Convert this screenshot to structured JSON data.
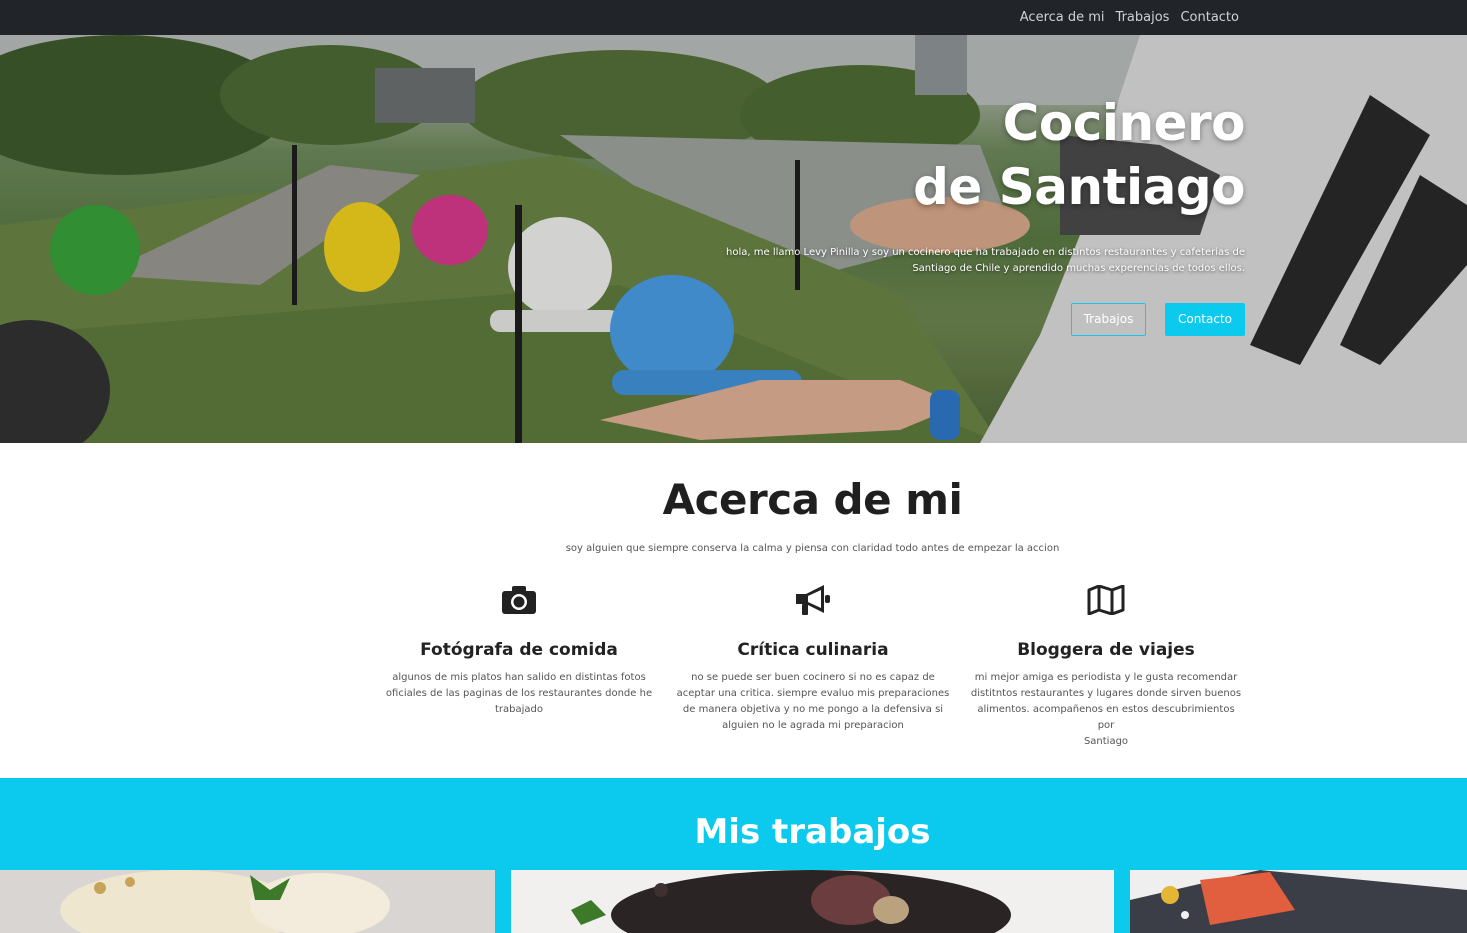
{
  "nav": {
    "links": [
      "Acerca de mi",
      "Trabajos",
      "Contacto"
    ]
  },
  "hero": {
    "title_line1": "Cocinero",
    "title_line2": "de Santiago",
    "text_line1": "hola, me llamo Levy Pinilla y soy un cocinero que ha trabajado en distintos restaurantes y cafeterias de",
    "text_line2": "Santiago de Chile y aprendido muchas experencias de todos ellos.",
    "btn_works": "Trabajos",
    "btn_contact": "Contacto"
  },
  "about": {
    "title": "Acerca de mi",
    "subtitle": "soy alguien que siempre conserva la calma y piensa con claridad todo antes de empezar la accion",
    "features": [
      {
        "icon": "camera-icon",
        "title": "Fotógrafa de comida",
        "lines": [
          "algunos de mis platos han salido en distintas fotos",
          "oficiales de las paginas de los restaurantes donde he",
          "trabajado"
        ]
      },
      {
        "icon": "megaphone-icon",
        "title": "Crítica culinaria",
        "lines": [
          "no se puede ser buen cocinero si no es capaz de",
          "aceptar una critica. siempre evaluo mis preparaciones",
          "de manera objetiva y no me pongo a la defensiva si",
          "alguien no le agrada mi preparacion"
        ]
      },
      {
        "icon": "map-icon",
        "title": "Bloggera de viajes",
        "lines": [
          "mi mejor amiga es periodista y le gusta recomendar",
          "distitntos restaurantes y lugares donde sirven buenos",
          "alimentos. acompañenos en estos descubrimientos por",
          "Santiago"
        ]
      }
    ]
  },
  "works": {
    "title": "Mis trabajos"
  },
  "colors": {
    "accent": "#0ccaee",
    "navbar": "#212529"
  }
}
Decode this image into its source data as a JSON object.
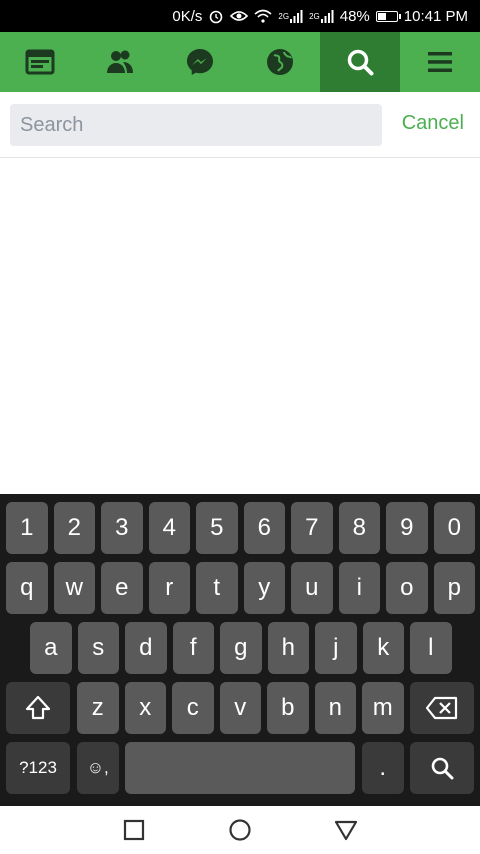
{
  "status_bar": {
    "speed": "0K/s",
    "network_1": "2G",
    "network_2": "2G",
    "battery_text": "48%",
    "battery_level": 0.48,
    "time": "10:41 PM"
  },
  "nav": {
    "items": [
      {
        "icon": "news-feed-icon",
        "active": false
      },
      {
        "icon": "friends-icon",
        "active": false
      },
      {
        "icon": "messenger-icon",
        "active": false
      },
      {
        "icon": "globe-notifications-icon",
        "active": false
      },
      {
        "icon": "search-icon",
        "active": true
      },
      {
        "icon": "menu-icon",
        "active": false
      }
    ]
  },
  "search": {
    "placeholder": "Search",
    "value": "",
    "cancel_label": "Cancel"
  },
  "keyboard": {
    "row_numbers": [
      "1",
      "2",
      "3",
      "4",
      "5",
      "6",
      "7",
      "8",
      "9",
      "0"
    ],
    "row_1": [
      "q",
      "w",
      "e",
      "r",
      "t",
      "y",
      "u",
      "i",
      "o",
      "p"
    ],
    "row_2": [
      "a",
      "s",
      "d",
      "f",
      "g",
      "h",
      "j",
      "k",
      "l"
    ],
    "row_3": [
      "z",
      "x",
      "c",
      "v",
      "b",
      "n",
      "m"
    ],
    "symbols_label": "?123",
    "emoji_comma_label": "☺,",
    "period_label": ".",
    "shift_icon": "shift-icon",
    "backspace_icon": "backspace-icon",
    "search_icon": "search-icon"
  },
  "colors": {
    "brand_green": "#4caf50",
    "active_green": "#2e7d32"
  }
}
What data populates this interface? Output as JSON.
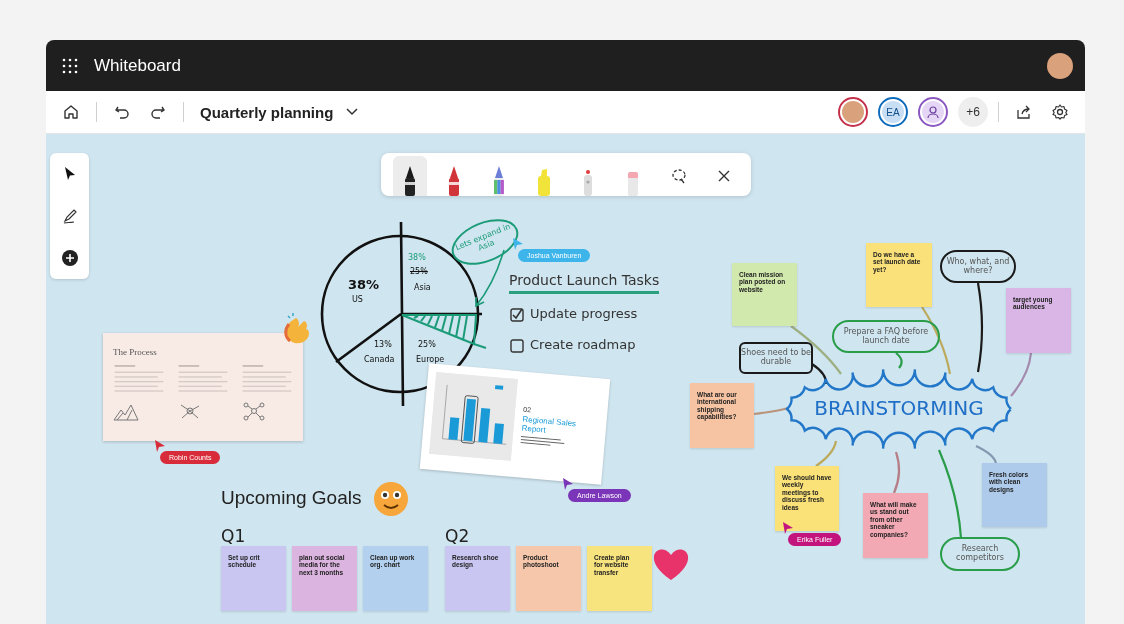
{
  "window": {
    "title": "Whiteboard"
  },
  "toolbar": {
    "board_title": "Quarterly planning",
    "more_count": "+6",
    "collaborators": [
      {
        "kind": "photo",
        "color": "#c4314b"
      },
      {
        "kind": "initials",
        "initials": "EA",
        "color": "#0f6cbd"
      },
      {
        "kind": "silhouette",
        "color": "#8a58c0"
      }
    ]
  },
  "pen_tray": {
    "pens": [
      {
        "kind": "pen",
        "color": "#1a1a1a",
        "selected": true
      },
      {
        "kind": "pen",
        "color": "#d13438",
        "selected": false
      },
      {
        "kind": "rainbow-pen",
        "color": "#6c7fd8",
        "selected": false
      },
      {
        "kind": "highlighter",
        "color": "#f2e33a",
        "selected": false
      },
      {
        "kind": "laser",
        "color": "#e03a3a",
        "selected": false
      },
      {
        "kind": "eraser",
        "color": "#f4a7b0",
        "selected": false
      }
    ]
  },
  "pie_sketch": {
    "segments": [
      {
        "value": "38%",
        "label": "US"
      },
      {
        "value": "38%",
        "struck_value": "25%",
        "label": "Asia"
      },
      {
        "value": "13%",
        "label": "Canada"
      },
      {
        "value": "25%",
        "label": "Europe"
      }
    ],
    "callout": "Lets expand in Asia"
  },
  "task_list": {
    "title": "Product Launch Tasks",
    "items": [
      {
        "text": "Update progress",
        "checked": true
      },
      {
        "text": "Create roadmap",
        "checked": false
      }
    ]
  },
  "process_slide": {
    "title": "The Process"
  },
  "sales_slide": {
    "number": "02",
    "title": "Regional Sales Report"
  },
  "cursors": [
    {
      "name": "Joshua Vanburen",
      "color": "#3db4ea"
    },
    {
      "name": "Robin Counts",
      "color": "#d92c3a"
    },
    {
      "name": "Andre Lawson",
      "color": "#7a35b8"
    },
    {
      "name": "Erika Fuller",
      "color": "#c3147e"
    }
  ],
  "goals": {
    "title": "Upcoming Goals",
    "columns": [
      {
        "label": "Q1",
        "notes": [
          {
            "text": "Set up crit schedule",
            "color": "#c9c6f2"
          },
          {
            "text": "plan out social media for the next 3 months",
            "color": "#dcb4e0"
          },
          {
            "text": "Clean up work org. chart",
            "color": "#b3d0ee"
          }
        ]
      },
      {
        "label": "Q2",
        "notes": [
          {
            "text": "Research shoe design",
            "color": "#c9c6f2"
          },
          {
            "text": "Product photoshoot",
            "color": "#f6c7ab"
          },
          {
            "text": "Create plan for website transfer",
            "color": "#f8e47e"
          }
        ]
      }
    ]
  },
  "mindmap": {
    "center": "BRAINSTORMING",
    "nodes": [
      {
        "kind": "sticky",
        "text": "Clean mission plan posted on website",
        "color": "#d2e9ad"
      },
      {
        "kind": "sticky",
        "text": "Do we have a set launch date yet?",
        "color": "#fbe179"
      },
      {
        "kind": "bubble",
        "text": "Who, what, and where?",
        "color": "#1a1a1a"
      },
      {
        "kind": "sticky",
        "text": "target young audiences",
        "color": "#d9b6e6"
      },
      {
        "kind": "bubble",
        "text": "Prepare a FAQ before launch date",
        "color": "#2a9d4a"
      },
      {
        "kind": "bubble",
        "text": "Shoes need to be durable",
        "color": "#1a1a1a"
      },
      {
        "kind": "sticky",
        "text": "What are our international shipping capabilities?",
        "color": "#f7c4a3"
      },
      {
        "kind": "sticky",
        "text": "We should have weekly meetings to discuss fresh ideas",
        "color": "#fae278"
      },
      {
        "kind": "sticky",
        "text": "What will make us stand out from other sneaker companies?",
        "color": "#f2a9b4"
      },
      {
        "kind": "sticky",
        "text": "Fresh colors with clean designs",
        "color": "#aecbec"
      },
      {
        "kind": "bubble",
        "text": "Research competitors",
        "color": "#2a9d4a"
      }
    ]
  }
}
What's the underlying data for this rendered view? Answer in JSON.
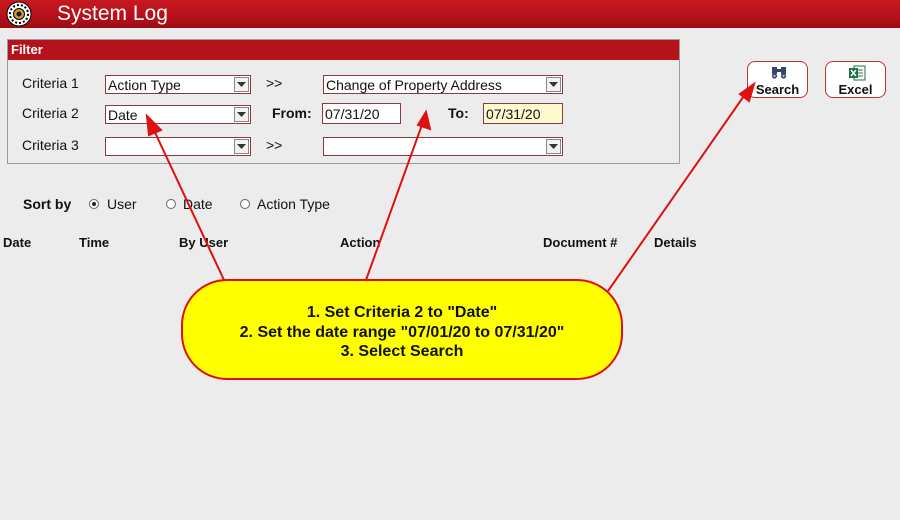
{
  "app": {
    "title": "System Log"
  },
  "filter": {
    "header": "Filter",
    "criteria1_label": "Criteria 1",
    "criteria2_label": "Criteria 2",
    "criteria3_label": "Criteria 3",
    "criteria1_value": "Action Type",
    "criteria1_sep": ">>",
    "criteria1_detail": "Change of Property Address",
    "criteria2_value": "Date",
    "from_label": "From:",
    "from_value": "07/31/20",
    "to_label": "To:",
    "to_value": "07/31/20",
    "criteria3_value": "",
    "criteria3_sep": ">>",
    "criteria3_detail": ""
  },
  "buttons": {
    "search_label": "Search",
    "excel_label": "Excel"
  },
  "sort": {
    "label": "Sort by",
    "options": [
      "User",
      "Date",
      "Action Type"
    ],
    "selected": "User"
  },
  "columns": [
    "Date",
    "Time",
    "By User",
    "Action",
    "Document #",
    "Details"
  ],
  "callout": {
    "line1": "1. Set Criteria 2 to \"Date\"",
    "line2": "2. Set the date range  \"07/01/20 to 07/31/20\"",
    "line3": "3. Select Search"
  },
  "colors": {
    "titlebar": "#b5101a",
    "callout_bg": "#ffff00",
    "arrow": "#dd1111"
  }
}
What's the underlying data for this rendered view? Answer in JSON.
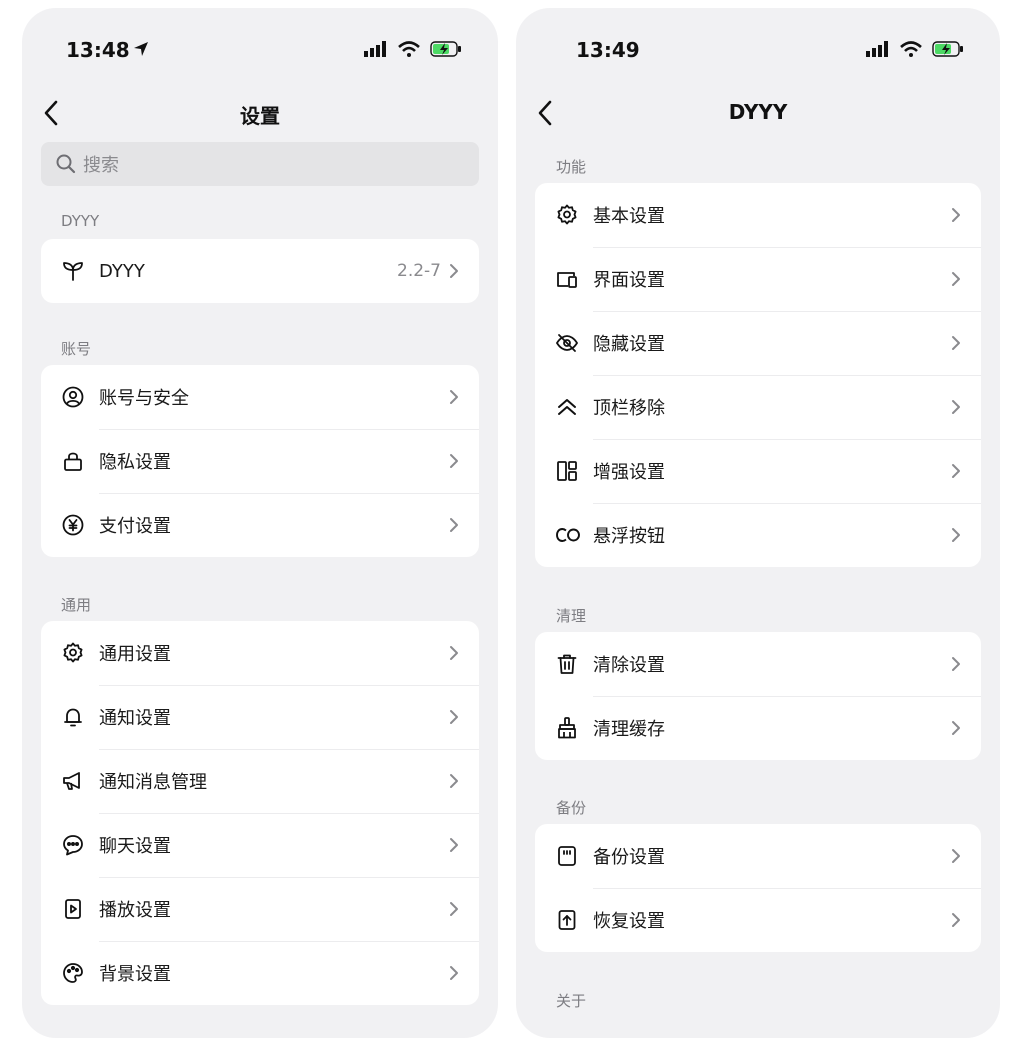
{
  "left": {
    "status": {
      "time": "13:48"
    },
    "nav": {
      "title": "设置"
    },
    "search": {
      "placeholder": "搜索"
    },
    "sections": [
      {
        "title": "DYYY",
        "items": [
          {
            "label": "DYYY",
            "value": "2.2-7",
            "icon": "sprout-icon"
          }
        ]
      },
      {
        "title": "账号",
        "items": [
          {
            "label": "账号与安全",
            "icon": "user-circle-icon"
          },
          {
            "label": "隐私设置",
            "icon": "lock-icon"
          },
          {
            "label": "支付设置",
            "icon": "yen-circle-icon"
          }
        ]
      },
      {
        "title": "通用",
        "items": [
          {
            "label": "通用设置",
            "icon": "gear-icon"
          },
          {
            "label": "通知设置",
            "icon": "bell-icon"
          },
          {
            "label": "通知消息管理",
            "icon": "megaphone-icon"
          },
          {
            "label": "聊天设置",
            "icon": "chat-bubble-icon"
          },
          {
            "label": "播放设置",
            "icon": "play-file-icon"
          },
          {
            "label": "背景设置",
            "icon": "palette-icon"
          }
        ]
      }
    ]
  },
  "right": {
    "status": {
      "time": "13:49"
    },
    "nav": {
      "title": "DYYY"
    },
    "sections": [
      {
        "title": "功能",
        "items": [
          {
            "label": "基本设置",
            "icon": "gear-icon"
          },
          {
            "label": "界面设置",
            "icon": "devices-icon"
          },
          {
            "label": "隐藏设置",
            "icon": "eye-slash-icon"
          },
          {
            "label": "顶栏移除",
            "icon": "double-chevron-up-icon"
          },
          {
            "label": "增强设置",
            "icon": "layout-grid-icon"
          },
          {
            "label": "悬浮按钮",
            "icon": "co-icon"
          }
        ]
      },
      {
        "title": "清理",
        "items": [
          {
            "label": "清除设置",
            "icon": "trash-icon"
          },
          {
            "label": "清理缓存",
            "icon": "broom-icon"
          }
        ]
      },
      {
        "title": "备份",
        "items": [
          {
            "label": "备份设置",
            "icon": "sd-card-icon"
          },
          {
            "label": "恢复设置",
            "icon": "upload-file-icon"
          }
        ]
      },
      {
        "title": "关于",
        "items": []
      }
    ]
  }
}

····················

■ The problem
Pull every line containing the word "Research" out of the material and copy it.

■ Result of this task
            "text": "Research shoe design",
        "text": "Research competitors",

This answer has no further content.